SOURCE TEXT:
—————

Re: [PATCH RFC 1/1] KVM: x86: add param to update master clock periodically

Dongli Zhang <dongli.zhang@xxxxxxxxxx> · Mon, 16 Oct 2023 15:04:55 -0700

Hi Sean,

On 10/16/23 11:49, Sean Christopherson wrote:
> On Mon, Oct 16, 2023, David Woodhouse wrote:
>> On Mon, 2023-10-16 at 08:47 -0700, Dongli Zhang wrote:
>>> Suppose we are discussing a non-permanenet solution, I would suggest:
>>>
>>> 1. Document something to accept that kvm-clock (or pvclock on KVM, including Xen
>>> on KVM) is not good enough in some cases, e.g., vCPU hotplug.
>>
>> I still don't understand the vCPU hotplug case.
>>
>> In the case where the TSC is actually sane, why would we need to reset
>> the masterclock on vCPU hotplug? 
>>
>> The new vCPU gets its TSC synchronised to the others, and its kvmclock
>> parameters (mul/shift/offset based on the guest TSC) can be *precisely*
>> the same as the other vCPUs too, can't they? Why reset anything?
> 
> Aha!  I think I finally figured out why KVM behaves the way it does.
> 
> The unnecessary masterclock updates effectively came from:
> 
>   commit 7f187922ddf6b67f2999a76dcb71663097b75497
>   Author: Marcelo Tosatti <mtosatti@xxxxxxxxxx>
>   Date:   Tue Nov 4 21:30:44 2014 -0200
> 
>     KVM: x86: update masterclock values on TSC writes
>     
>     When the guest writes to the TSC, the masterclock TSC copy must be
>     updated as well along with the TSC_OFFSET update, otherwise a negative
>     tsc_timestamp is calculated at kvm_guest_time_update.

—————

SOURCE EXCERPT:
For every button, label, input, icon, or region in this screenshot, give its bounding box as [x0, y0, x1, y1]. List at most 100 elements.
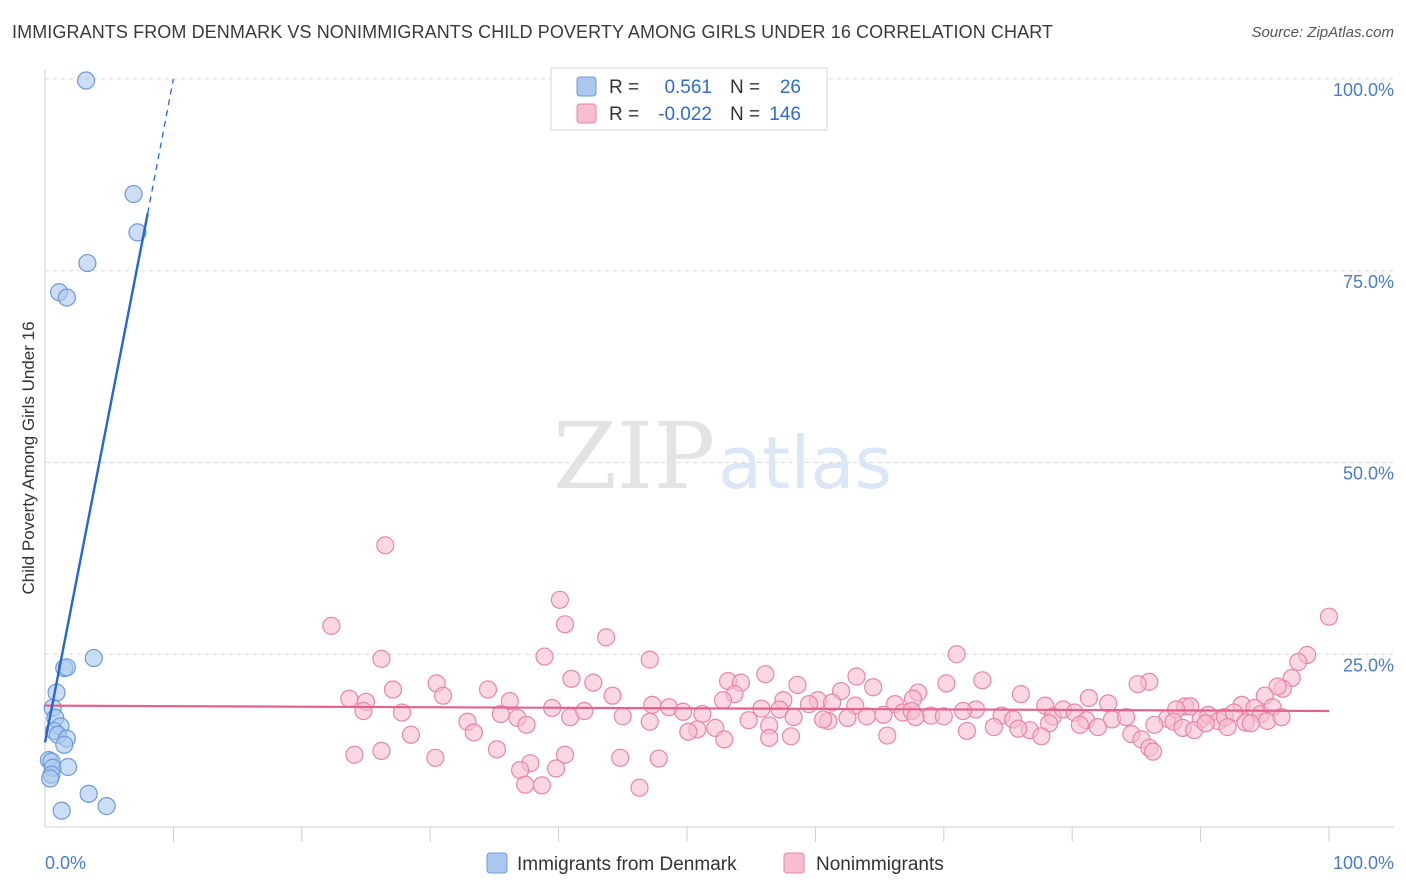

—————

REQUIREMENT 1:
In the KVM master clock thread, rewrite the paragraph beginning "When the guest writes to the TSC" in one shorter sentence that keeps its main facts.
REQUIREMENT 2:
Quote the KVM master clock thread from "Dongli Zhang <dongli.zhang@xxxxxxxxxx>" up to and including "vCPU hotplug case.".
REQUIREMENT 3:
List every person named in the KVM master clock thread.

EXERCISE ANSWER 1:
A guest write to the TSC requires updating the masterclock TSC copy along with TSC_OFFSET, or kvm_guest_time_update calculates a negative tsc_timestamp.

EXERCISE ANSWER 2:
Dongli Zhang <dongli.zhang@xxxxxxxxxx> · Mon, 16 Oct 2023 15:04:55 -0700

Hi Sean,

On 10/16/23 11:49, Sean Christopherson wrote:
> On Mon, Oct 16, 2023, David Woodhouse wrote:
>> On Mon, 2023-10-16 at 08:47 -0700, Dongli Zhang wrote:
>>> Suppose we are discussing a non-permanenet solution, I would suggest:
>>>
>>> 1. Document something to accept that kvm-clock (or pvclock on KVM, including Xen
>>> on KVM) is not good enough in some cases, e.g., vCPU hotplug.
>>
>> I still don't understand the vCPU hotplug case.

EXERCISE ANSWER 3:
Dongli Zhang
Sean Christopherson
David Woodhouse
Marcelo Tosatti